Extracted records

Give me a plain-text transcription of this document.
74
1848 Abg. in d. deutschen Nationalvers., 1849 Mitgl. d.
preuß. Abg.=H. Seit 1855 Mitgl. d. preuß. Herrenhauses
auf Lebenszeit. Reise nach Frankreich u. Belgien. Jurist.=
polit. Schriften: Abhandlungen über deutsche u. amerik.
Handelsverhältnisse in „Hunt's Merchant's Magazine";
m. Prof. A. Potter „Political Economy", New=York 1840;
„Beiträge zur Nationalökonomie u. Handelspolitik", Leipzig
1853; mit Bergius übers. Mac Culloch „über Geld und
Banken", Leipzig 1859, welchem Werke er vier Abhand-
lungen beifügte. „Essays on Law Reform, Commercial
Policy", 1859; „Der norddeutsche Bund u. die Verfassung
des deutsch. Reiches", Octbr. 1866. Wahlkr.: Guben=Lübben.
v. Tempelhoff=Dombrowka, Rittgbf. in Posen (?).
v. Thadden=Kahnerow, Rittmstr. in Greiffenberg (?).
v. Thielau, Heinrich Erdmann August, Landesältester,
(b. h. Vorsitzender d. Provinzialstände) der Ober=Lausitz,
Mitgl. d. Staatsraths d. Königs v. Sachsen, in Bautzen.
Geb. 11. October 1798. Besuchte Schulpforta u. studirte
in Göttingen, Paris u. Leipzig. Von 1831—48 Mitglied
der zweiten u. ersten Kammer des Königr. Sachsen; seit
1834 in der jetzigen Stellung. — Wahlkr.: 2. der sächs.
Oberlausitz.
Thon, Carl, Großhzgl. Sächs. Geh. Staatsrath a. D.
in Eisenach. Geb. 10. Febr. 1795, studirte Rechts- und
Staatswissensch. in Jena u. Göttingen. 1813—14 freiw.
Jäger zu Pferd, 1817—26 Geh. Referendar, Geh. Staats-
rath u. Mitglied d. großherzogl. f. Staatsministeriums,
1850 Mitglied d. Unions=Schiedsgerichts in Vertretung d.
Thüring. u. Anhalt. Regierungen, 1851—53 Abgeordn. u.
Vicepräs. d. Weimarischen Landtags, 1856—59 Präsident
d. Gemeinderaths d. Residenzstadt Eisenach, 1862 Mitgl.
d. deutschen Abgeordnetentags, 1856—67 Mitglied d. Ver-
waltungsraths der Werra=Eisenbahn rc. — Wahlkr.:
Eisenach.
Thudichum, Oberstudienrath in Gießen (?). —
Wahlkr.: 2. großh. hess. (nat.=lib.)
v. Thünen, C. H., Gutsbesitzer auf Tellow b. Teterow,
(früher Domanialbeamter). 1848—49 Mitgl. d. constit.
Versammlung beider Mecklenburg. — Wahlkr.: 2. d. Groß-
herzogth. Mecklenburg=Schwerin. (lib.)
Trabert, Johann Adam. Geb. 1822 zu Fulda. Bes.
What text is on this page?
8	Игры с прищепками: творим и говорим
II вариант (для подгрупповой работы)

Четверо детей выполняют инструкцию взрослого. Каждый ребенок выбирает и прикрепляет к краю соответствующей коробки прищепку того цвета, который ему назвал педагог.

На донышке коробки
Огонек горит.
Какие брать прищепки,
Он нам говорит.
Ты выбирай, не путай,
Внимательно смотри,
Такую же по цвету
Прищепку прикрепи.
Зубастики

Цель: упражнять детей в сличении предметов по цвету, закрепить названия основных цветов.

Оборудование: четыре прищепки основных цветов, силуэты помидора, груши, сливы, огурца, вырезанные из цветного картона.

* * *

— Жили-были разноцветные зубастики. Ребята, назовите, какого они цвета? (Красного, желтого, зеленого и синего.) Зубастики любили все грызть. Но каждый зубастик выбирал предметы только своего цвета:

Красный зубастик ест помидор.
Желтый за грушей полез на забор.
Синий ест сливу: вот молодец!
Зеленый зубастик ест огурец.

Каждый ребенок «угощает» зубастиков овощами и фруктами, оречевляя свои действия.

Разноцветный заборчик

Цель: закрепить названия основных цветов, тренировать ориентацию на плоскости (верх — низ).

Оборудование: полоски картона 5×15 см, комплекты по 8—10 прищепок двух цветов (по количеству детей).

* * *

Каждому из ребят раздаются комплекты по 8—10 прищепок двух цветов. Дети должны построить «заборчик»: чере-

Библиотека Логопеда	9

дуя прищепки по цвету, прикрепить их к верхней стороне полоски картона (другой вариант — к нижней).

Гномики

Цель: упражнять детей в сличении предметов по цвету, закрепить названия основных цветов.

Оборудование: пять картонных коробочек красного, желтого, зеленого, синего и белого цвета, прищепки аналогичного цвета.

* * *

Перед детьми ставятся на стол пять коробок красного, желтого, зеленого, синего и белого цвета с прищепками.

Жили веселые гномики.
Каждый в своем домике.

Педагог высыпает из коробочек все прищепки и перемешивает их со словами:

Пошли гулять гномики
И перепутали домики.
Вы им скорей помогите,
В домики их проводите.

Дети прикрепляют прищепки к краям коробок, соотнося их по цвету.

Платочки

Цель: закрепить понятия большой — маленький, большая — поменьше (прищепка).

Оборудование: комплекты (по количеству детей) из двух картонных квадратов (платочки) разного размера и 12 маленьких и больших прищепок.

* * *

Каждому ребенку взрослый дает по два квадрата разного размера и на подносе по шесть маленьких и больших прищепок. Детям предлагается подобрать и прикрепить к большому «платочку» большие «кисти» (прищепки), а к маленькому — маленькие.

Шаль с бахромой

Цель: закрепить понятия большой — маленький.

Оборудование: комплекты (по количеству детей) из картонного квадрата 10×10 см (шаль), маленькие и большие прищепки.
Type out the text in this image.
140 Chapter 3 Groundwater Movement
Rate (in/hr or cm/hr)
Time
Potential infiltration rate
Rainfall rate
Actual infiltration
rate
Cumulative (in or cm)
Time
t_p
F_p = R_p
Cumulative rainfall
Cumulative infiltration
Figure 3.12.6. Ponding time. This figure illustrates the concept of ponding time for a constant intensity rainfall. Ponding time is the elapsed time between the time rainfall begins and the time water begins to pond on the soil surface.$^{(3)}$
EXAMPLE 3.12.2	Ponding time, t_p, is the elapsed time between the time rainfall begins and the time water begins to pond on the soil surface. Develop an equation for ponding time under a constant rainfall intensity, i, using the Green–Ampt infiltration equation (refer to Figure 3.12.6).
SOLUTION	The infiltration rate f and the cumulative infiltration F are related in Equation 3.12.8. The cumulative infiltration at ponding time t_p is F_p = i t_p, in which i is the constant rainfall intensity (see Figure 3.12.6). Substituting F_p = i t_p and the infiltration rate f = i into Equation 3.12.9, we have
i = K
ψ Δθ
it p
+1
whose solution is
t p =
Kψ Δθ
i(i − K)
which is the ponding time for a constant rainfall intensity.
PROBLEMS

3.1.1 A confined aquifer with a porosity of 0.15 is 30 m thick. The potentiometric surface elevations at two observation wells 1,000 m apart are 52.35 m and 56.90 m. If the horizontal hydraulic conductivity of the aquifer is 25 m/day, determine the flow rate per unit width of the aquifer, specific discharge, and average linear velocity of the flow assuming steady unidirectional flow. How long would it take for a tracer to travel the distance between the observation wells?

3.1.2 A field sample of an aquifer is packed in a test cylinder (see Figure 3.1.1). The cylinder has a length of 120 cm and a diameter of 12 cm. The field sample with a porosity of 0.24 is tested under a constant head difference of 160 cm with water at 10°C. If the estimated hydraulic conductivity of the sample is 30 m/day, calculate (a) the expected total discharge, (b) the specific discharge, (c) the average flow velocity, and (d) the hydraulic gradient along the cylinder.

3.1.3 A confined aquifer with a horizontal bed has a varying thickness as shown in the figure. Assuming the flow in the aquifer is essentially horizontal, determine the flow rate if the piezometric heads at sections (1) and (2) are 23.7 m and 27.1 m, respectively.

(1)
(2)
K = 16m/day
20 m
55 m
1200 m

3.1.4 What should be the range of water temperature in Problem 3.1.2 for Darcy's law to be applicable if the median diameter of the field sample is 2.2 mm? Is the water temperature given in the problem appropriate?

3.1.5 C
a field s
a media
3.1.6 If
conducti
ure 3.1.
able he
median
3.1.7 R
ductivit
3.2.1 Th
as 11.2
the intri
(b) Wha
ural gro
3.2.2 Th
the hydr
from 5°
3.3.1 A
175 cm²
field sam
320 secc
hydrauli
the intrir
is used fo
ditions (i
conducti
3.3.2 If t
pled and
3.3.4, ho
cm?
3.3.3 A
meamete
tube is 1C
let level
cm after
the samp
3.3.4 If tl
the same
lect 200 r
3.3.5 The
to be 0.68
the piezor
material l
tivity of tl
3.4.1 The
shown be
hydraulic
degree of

▶ **Work to complete**
Scan the data for the word "коробочек" and copy every line where it shows up.

▶ **Full output**
Оборудование: пять картонных коробочек красного, желтого, зеленого, синего и белого цвета, прищепки аналогичного цвета.
Педагог высыпает из коробочек все прищепки и перемешивает их со словами:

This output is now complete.